» **Stated goal**
Gather all lines from the material that contain "name".

» **Recorded information**
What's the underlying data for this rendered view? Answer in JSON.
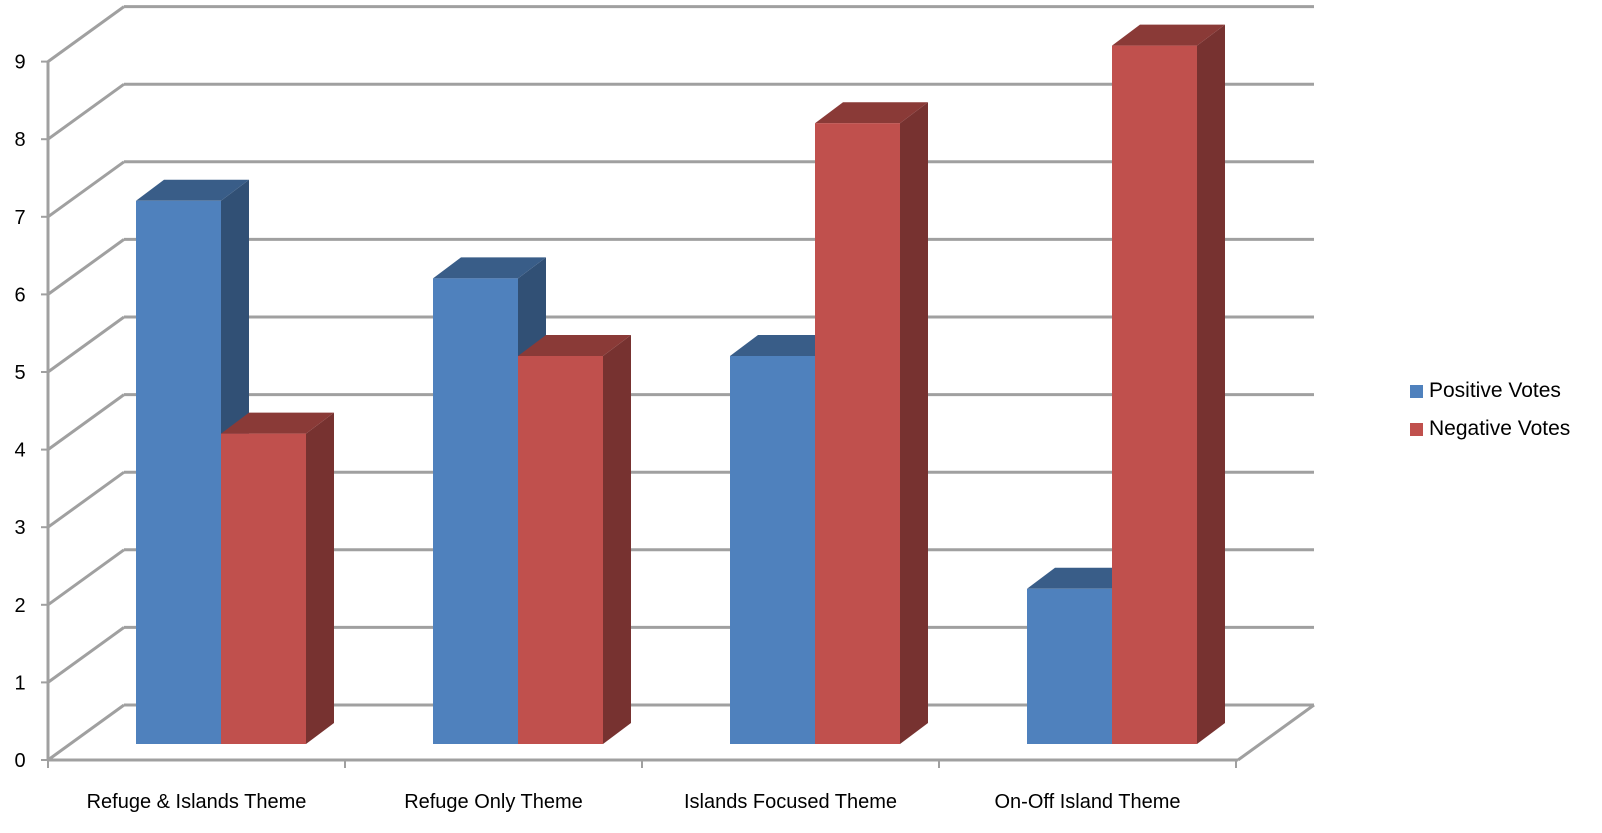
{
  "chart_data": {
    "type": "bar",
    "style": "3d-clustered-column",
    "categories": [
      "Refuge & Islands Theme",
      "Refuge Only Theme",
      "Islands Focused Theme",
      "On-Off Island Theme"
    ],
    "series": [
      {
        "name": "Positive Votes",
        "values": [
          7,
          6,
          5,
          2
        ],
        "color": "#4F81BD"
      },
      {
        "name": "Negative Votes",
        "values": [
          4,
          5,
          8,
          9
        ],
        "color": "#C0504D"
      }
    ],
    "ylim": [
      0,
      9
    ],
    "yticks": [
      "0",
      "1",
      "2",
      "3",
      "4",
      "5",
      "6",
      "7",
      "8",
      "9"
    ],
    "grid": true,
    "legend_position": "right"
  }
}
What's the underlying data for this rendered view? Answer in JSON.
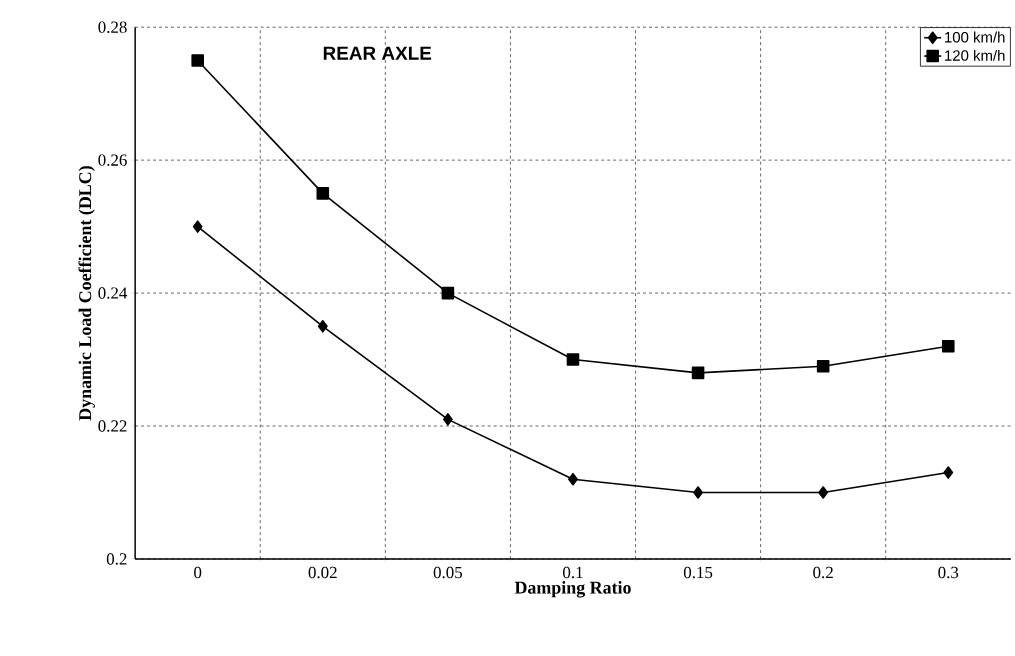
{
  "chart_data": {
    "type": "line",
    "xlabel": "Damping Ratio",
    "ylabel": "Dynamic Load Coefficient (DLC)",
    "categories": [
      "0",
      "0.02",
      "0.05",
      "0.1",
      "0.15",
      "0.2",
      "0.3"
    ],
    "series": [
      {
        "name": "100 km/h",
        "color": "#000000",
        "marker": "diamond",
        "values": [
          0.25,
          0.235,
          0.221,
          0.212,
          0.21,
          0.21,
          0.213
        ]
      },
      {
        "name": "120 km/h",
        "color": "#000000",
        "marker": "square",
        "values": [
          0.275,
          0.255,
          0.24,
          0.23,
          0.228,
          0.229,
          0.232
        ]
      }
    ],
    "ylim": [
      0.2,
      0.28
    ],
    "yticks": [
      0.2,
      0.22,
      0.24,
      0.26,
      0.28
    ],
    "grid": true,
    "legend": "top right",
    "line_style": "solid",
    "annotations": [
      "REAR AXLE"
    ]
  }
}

» **Task output**
        "name": "Positive Votes",
        "name": "Negative Votes",
        "name": "100 km/h",
        "name": "120 km/h",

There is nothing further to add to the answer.